▶ **QUOTED PASSAGE**:
Giter Site home page Giter Site logo

oca-conductor's Introduction

OCA conductor

Introduction

One of the fundamental concepts behind OCA is data harmonization. To harmonize data is to unify two or more datasets to be compliant to each other so that further processing can be performed on unified data. Harmonization may take place on the dataset level, where as a result all the datasets become unified to the same schema. Another type of harmonization is to achieve a compliant subset among schemas. The process to achieve harmonization is called a transformation. Transformation overlays are the recipe to how actually data (or schema) should be transformed.

OCA conductor serves dual purpose:

  • data validation where provided data record is verified against schema defined within OCA Bundle;
  • data transformation where injected datasets are transformed to the new state using transformation overlays.

OCA conductor is written in Rust thanks to which most C-based languages can be supported by exposing proper FFI-layer. We provide bindings for the following languages:

License

EUPL 1.2

We have distilled the most crucial license specifics to make your adoption seamless: see here for details.

Installation

Rust

[dependencies]
oca_conductor = "0.2.12"

Typescript and JavaScript (Node.JS based)

  • For oca-transformer
    npm i oca-data-transformer
    
  • For oca-validator
    npm i oca-data-validator
    

Python (validator)

Prerequisites:
Install Rust - https://www.rust-lang.org

Clone repository and go to bindings/ffi/validator directory

git clone https://github.com/THCLab/oca-conductor.git
cd bindings/ffi/validator

Run

cargo build --release --features validator
cargo run --bin uniffi-bindgen generate src/validator.udl -l python
cp target/release/libvalidator.so src/libuniffi_validator.so

All you need are validator.py and libuniffi_validator.so files from src directory.

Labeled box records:

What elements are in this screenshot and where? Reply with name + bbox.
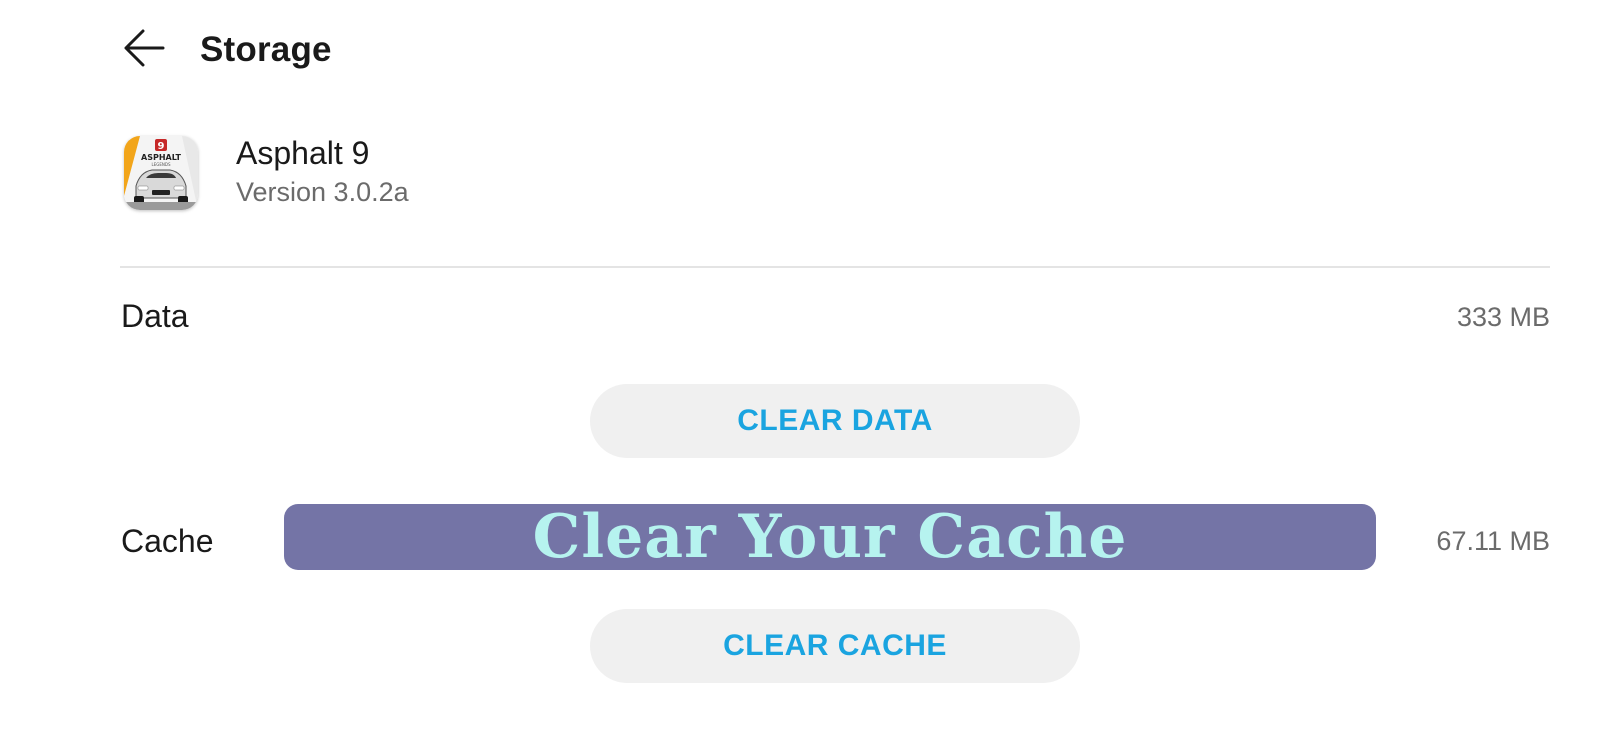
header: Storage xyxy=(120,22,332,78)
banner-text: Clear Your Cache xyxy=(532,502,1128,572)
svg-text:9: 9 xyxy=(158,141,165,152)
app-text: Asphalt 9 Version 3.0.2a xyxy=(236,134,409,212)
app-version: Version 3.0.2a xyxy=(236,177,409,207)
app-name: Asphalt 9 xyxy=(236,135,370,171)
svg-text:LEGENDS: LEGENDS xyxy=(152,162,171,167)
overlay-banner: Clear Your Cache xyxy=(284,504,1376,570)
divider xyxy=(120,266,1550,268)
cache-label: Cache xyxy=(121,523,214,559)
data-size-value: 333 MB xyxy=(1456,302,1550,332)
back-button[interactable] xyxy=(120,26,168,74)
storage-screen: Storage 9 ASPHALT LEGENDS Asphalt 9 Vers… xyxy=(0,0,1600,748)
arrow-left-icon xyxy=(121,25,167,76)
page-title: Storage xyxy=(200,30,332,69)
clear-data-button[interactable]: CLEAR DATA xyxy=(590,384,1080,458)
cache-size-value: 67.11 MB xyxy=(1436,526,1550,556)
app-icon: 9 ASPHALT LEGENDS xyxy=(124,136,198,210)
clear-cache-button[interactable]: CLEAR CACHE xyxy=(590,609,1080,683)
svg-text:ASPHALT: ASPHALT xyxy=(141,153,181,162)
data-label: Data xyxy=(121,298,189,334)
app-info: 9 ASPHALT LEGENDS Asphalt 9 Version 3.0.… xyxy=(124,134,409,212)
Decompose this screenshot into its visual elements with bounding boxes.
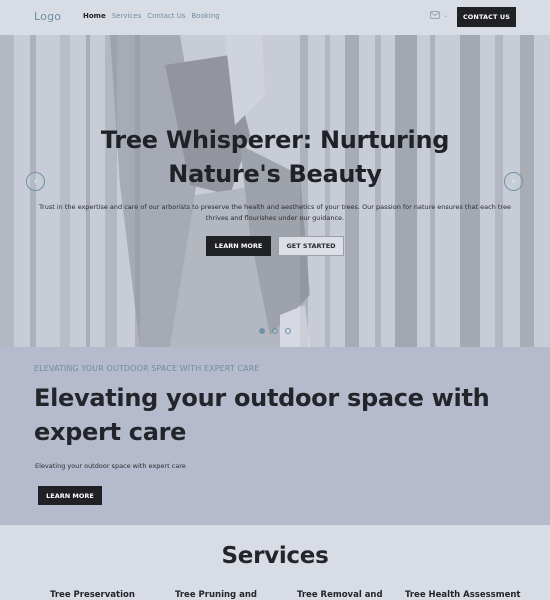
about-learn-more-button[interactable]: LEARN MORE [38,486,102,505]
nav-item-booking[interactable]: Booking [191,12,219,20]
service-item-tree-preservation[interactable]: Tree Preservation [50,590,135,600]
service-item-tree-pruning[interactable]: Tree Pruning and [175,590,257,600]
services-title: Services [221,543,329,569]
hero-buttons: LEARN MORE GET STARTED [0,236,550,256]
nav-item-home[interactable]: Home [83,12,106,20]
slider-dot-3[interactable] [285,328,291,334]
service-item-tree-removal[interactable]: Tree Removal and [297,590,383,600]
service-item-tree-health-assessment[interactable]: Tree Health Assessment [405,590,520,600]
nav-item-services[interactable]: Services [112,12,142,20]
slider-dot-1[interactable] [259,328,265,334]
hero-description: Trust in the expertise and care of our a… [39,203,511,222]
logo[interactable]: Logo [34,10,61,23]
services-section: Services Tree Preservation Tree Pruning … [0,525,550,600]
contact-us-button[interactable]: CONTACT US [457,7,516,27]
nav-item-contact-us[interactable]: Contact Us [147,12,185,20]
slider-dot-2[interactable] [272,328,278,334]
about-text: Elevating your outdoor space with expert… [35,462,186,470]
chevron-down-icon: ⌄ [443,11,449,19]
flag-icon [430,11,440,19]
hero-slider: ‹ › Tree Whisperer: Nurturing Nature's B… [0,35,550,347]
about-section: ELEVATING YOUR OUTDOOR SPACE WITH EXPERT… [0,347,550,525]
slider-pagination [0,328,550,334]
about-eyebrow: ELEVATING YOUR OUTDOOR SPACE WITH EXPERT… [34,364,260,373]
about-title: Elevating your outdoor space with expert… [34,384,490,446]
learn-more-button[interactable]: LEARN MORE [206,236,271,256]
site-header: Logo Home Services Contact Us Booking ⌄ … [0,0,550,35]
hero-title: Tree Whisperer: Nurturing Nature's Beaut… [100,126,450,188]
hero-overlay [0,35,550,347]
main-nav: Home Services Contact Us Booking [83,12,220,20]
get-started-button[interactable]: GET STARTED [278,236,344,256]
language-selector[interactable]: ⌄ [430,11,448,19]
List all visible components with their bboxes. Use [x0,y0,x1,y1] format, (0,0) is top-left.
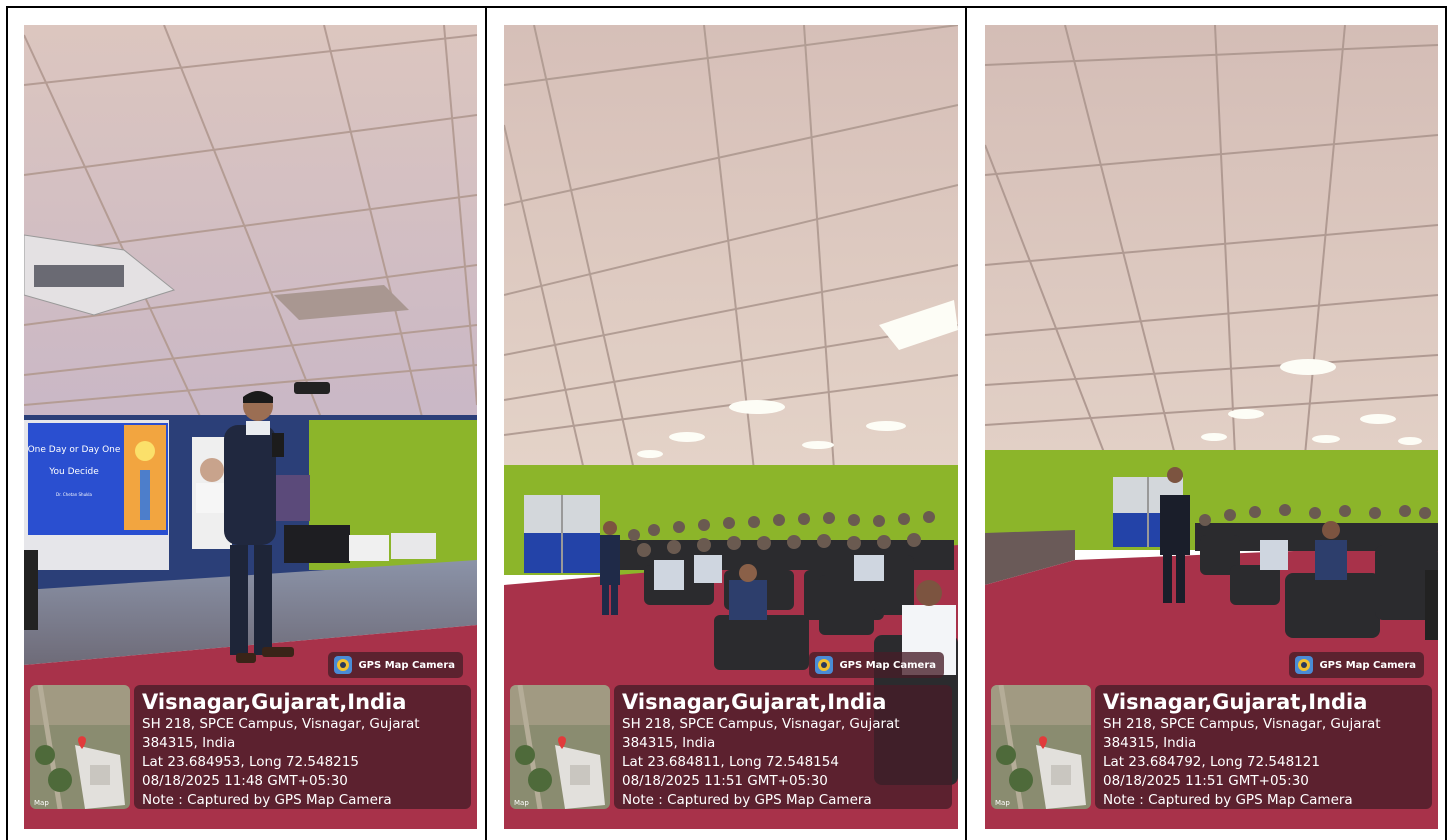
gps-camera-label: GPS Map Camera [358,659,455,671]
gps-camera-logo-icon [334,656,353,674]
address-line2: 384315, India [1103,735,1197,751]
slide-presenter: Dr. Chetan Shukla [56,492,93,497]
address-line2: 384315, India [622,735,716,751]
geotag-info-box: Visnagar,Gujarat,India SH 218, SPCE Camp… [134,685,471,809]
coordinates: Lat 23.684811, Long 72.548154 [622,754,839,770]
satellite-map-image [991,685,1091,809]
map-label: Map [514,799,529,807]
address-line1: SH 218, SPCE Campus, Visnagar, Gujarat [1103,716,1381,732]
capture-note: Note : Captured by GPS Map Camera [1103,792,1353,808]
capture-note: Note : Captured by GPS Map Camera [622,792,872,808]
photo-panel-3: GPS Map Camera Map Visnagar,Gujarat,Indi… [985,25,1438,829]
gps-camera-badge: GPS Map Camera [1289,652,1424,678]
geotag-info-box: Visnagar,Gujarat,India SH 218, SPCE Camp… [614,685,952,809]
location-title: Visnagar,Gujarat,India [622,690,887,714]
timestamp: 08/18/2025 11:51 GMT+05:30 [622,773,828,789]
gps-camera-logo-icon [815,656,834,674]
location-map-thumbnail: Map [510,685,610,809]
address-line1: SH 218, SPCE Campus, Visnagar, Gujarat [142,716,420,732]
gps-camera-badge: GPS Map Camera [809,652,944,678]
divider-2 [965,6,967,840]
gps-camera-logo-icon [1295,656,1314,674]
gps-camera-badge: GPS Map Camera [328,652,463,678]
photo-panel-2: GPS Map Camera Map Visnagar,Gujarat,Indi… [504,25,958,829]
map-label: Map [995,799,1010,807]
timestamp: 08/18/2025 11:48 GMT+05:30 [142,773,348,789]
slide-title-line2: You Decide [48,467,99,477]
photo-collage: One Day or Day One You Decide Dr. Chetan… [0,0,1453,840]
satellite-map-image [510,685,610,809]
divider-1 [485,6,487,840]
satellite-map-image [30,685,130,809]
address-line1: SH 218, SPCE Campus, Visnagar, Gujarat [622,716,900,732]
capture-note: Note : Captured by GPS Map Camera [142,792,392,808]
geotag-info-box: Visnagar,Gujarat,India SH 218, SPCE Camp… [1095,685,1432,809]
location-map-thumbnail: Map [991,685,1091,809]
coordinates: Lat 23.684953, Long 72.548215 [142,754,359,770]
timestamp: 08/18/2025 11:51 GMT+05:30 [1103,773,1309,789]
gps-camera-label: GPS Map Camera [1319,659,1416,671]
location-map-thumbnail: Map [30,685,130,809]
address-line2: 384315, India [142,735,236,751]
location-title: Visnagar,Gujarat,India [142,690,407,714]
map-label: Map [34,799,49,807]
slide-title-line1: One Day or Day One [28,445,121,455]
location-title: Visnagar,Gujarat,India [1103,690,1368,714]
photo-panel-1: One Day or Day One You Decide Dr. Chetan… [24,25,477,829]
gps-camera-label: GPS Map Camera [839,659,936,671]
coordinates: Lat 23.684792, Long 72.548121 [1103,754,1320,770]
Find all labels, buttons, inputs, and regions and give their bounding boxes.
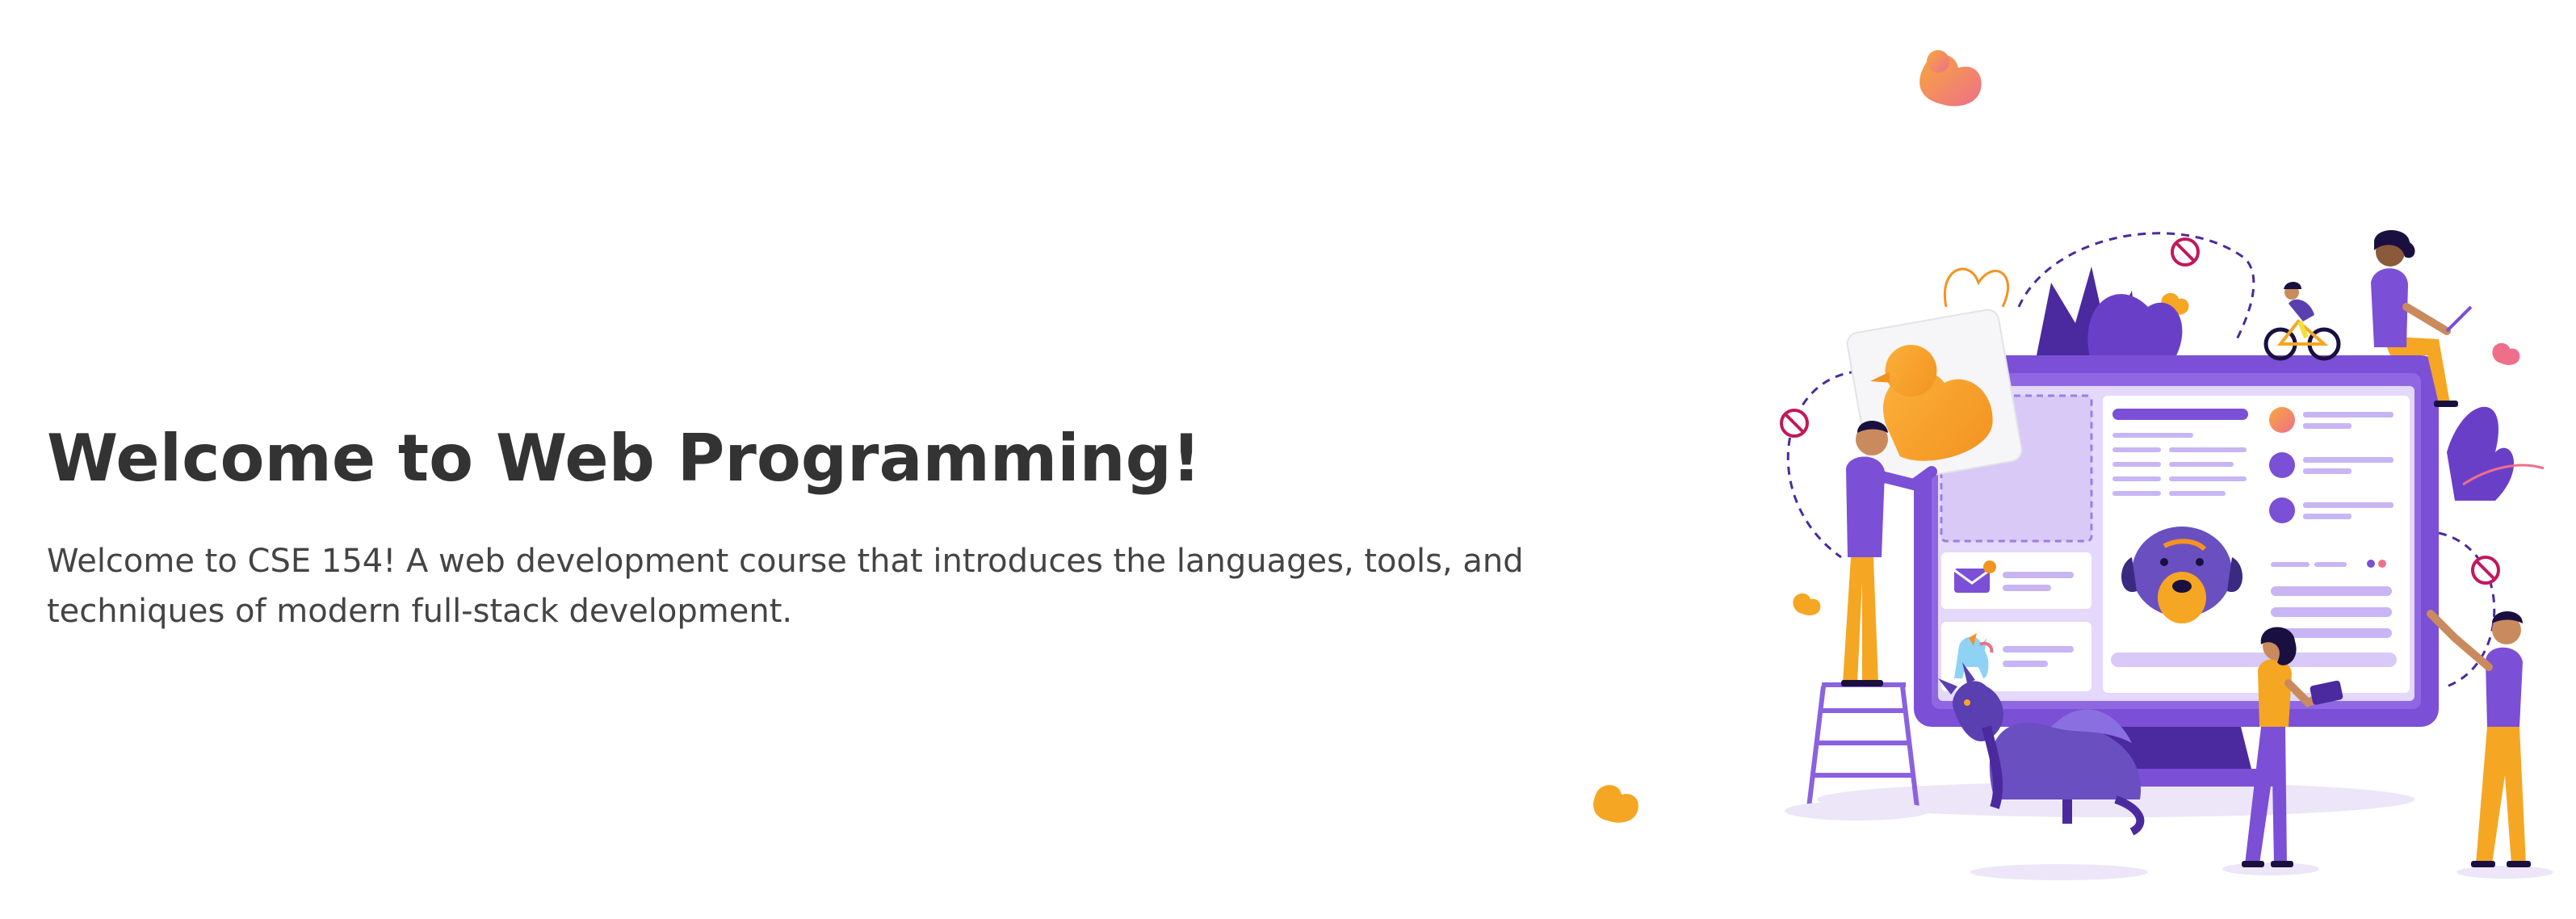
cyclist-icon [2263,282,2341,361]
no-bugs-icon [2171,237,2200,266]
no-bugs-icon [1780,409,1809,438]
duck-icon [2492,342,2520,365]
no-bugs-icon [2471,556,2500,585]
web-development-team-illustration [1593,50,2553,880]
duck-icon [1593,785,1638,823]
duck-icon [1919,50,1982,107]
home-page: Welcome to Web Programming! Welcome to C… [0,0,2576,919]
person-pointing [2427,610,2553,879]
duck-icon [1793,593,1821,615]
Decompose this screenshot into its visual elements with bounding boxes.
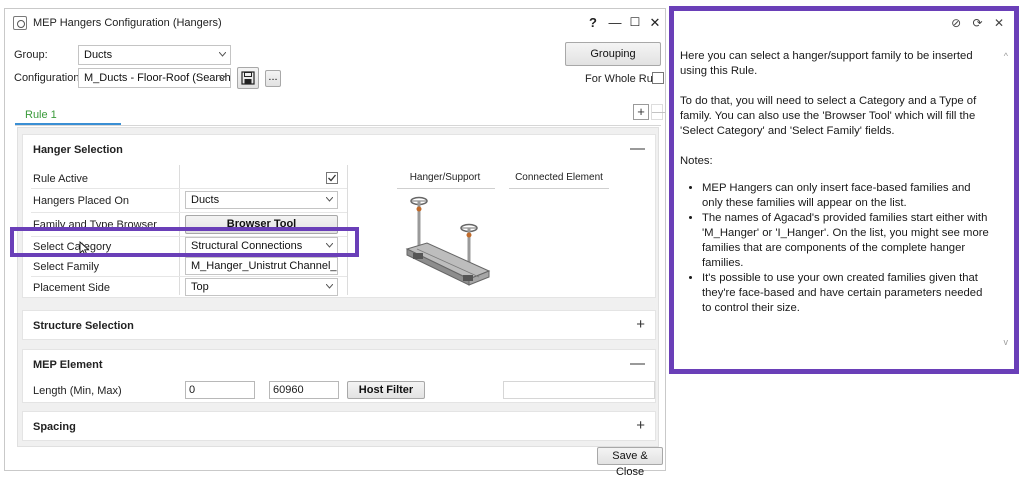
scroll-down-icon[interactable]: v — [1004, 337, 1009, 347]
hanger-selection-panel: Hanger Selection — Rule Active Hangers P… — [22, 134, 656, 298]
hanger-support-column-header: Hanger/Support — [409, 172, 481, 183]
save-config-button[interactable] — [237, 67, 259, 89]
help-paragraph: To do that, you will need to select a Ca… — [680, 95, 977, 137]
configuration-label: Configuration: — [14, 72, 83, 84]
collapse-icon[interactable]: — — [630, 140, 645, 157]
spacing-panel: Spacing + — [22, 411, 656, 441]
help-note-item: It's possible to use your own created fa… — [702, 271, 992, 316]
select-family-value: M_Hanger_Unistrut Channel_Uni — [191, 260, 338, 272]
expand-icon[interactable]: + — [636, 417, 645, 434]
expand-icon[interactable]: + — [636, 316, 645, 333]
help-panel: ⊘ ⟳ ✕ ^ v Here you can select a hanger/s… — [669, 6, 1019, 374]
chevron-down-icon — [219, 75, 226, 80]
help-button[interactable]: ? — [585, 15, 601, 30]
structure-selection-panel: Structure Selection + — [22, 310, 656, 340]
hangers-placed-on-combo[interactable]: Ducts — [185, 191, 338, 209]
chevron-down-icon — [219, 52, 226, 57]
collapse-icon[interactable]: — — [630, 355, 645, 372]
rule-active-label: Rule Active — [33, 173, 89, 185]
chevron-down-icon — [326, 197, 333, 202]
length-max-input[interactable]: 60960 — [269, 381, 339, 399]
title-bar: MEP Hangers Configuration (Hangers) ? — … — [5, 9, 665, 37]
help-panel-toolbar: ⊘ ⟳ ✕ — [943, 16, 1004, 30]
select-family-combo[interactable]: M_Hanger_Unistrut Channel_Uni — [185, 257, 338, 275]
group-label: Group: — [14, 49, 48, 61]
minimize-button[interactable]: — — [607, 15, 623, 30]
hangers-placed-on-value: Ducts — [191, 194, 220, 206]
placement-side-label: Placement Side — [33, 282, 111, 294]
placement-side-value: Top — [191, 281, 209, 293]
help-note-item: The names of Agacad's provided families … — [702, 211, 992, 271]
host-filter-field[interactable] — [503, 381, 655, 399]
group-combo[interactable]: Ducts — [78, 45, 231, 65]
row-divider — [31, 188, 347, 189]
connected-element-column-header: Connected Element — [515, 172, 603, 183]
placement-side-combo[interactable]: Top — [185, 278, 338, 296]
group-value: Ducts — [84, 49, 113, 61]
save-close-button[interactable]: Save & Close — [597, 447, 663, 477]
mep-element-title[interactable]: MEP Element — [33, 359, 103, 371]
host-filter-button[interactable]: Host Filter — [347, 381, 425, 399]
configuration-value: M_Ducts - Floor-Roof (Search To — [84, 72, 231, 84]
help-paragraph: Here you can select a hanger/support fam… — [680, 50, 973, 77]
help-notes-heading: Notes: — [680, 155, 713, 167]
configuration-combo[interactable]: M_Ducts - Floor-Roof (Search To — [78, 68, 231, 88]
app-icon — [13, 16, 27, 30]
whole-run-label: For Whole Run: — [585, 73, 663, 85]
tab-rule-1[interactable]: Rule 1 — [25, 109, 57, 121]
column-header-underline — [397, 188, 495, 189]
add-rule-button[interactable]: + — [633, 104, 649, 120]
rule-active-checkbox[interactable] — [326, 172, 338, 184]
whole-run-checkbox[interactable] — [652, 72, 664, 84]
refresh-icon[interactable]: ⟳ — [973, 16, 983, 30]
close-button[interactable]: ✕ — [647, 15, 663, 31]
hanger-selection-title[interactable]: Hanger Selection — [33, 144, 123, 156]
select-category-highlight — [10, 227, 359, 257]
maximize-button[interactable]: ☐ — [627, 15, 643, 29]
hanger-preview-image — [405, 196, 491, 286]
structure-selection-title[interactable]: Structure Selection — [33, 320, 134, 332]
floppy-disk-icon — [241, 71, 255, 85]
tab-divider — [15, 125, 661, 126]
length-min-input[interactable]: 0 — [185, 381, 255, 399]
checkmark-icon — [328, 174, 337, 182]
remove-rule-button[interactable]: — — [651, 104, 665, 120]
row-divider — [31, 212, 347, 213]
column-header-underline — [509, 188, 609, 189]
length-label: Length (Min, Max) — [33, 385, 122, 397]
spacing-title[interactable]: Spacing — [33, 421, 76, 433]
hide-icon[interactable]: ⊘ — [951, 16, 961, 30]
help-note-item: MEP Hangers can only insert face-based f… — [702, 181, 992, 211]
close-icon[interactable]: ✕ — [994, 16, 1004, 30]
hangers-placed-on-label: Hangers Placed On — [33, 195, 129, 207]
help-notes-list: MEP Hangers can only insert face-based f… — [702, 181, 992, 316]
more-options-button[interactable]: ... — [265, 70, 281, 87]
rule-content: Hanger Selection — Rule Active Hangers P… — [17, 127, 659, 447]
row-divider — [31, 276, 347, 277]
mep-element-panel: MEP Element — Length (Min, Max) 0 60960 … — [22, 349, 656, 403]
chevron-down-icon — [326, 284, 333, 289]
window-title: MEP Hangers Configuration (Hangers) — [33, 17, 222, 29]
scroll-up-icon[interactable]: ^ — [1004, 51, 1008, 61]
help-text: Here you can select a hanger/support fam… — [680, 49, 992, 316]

▶ **WRITTEN REQUEST**:
Continue the OCA conductor introduction from the last sentence shown. The records are separate material, apart from the OCA conductor introduction.

▶ **EXERCISE OUTPUT**:
Example usage:

from validator import *

oca_str = """
{
  "capture_base": {
    "attributes": {
      "n1": "Text",
      "n2": "Numeric"
    },
    "classification": "",
    "digest": "ElNWOR0fQbv_J6EL0pJlvCxEpbu4bg1AurHgr_0A7LKc",
    "flagged_attributes": [],
    "type": "spec/capture_base/1.0"
  },
  "overlays": [
    {
      "attribute_entry_codes": {
        "n1": ["op1", "op2"]
      },
      "capture_base": "ElNWOR0fQbv_J6EL0pJlvCxEpbu4bg1AurHgr_0A7LKc",
      "digest": "E4L-BukSBsqZoDDIJvw4_gGjAJs5It4UUfiA200lGup0",
      "type": "spec/overlays/entry_code/1.0"
    },
    {
      "attribute_conformance": {
        "n1": "M"
      },
      "capture_base": "ElNWOR0fQbv_J6EL0pJlvCxEpbu4bg1AurHgr_0A7LKc",
      "digest": "E4L-BukSBsqZoDDIJvw4_gGjAJs5It4UUfiA200lGup0",
      "type": "spec/overlays/conformance/1.0"
    }
  ]
}
"""

validator = Validator(oca_str)

validator.set_constraints(ConstraintsConfig(fail_on_additional_attributes=True))

try:
    validator.validate(
    """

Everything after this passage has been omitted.